◆ Input data:
+-------+
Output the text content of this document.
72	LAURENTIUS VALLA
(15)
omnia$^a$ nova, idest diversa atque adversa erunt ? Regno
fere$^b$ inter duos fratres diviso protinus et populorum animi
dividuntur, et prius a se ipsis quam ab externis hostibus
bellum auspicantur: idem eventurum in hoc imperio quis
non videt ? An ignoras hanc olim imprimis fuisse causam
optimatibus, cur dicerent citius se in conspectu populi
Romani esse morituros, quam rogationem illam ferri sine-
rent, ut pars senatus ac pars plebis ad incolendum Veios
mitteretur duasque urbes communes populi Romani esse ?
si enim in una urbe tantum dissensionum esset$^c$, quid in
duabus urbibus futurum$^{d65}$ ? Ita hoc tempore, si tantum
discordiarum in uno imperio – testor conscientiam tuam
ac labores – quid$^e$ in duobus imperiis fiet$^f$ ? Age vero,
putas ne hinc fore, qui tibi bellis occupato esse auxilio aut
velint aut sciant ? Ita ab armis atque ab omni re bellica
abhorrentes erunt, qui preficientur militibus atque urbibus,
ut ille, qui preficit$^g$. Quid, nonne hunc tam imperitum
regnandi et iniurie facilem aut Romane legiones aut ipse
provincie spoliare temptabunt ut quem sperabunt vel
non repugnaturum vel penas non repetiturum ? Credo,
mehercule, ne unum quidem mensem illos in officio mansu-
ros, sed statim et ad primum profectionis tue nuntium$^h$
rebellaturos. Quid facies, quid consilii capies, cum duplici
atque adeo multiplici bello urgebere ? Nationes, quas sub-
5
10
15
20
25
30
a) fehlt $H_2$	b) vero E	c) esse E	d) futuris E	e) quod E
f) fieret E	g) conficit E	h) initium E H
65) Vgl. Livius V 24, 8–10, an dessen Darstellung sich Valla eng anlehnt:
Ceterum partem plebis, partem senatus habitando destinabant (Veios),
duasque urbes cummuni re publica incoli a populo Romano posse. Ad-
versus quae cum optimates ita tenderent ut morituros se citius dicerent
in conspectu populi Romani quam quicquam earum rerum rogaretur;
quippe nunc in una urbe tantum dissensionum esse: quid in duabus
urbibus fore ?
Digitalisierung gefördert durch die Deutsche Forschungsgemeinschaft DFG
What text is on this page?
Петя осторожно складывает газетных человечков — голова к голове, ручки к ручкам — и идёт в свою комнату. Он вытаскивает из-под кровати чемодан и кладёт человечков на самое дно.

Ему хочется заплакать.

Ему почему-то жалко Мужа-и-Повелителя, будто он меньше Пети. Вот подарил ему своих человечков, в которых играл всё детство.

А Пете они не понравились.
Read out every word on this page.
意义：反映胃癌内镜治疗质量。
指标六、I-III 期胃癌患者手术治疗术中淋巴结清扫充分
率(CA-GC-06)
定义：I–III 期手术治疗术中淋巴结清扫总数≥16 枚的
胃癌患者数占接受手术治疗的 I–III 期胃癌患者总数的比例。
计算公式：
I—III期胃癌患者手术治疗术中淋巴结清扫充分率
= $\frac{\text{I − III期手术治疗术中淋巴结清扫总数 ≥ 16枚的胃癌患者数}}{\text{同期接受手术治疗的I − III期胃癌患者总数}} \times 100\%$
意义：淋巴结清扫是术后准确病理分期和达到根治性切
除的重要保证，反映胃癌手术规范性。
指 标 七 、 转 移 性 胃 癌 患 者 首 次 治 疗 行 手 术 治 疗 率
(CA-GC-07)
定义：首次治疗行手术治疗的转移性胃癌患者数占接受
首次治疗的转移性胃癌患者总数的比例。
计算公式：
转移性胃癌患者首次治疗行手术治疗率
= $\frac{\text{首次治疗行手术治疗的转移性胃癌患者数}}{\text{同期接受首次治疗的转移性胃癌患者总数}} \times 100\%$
+-------+
◆ Directions for this task:
Among the lines of the data, identify those with the word "plebis". Copy each of them.

◆ Finished answer:
rent, ut pars senatus ac pars plebis ad incolendum Veios
Ceterum partem plebis, partem senatus habitando destinabant (Veios),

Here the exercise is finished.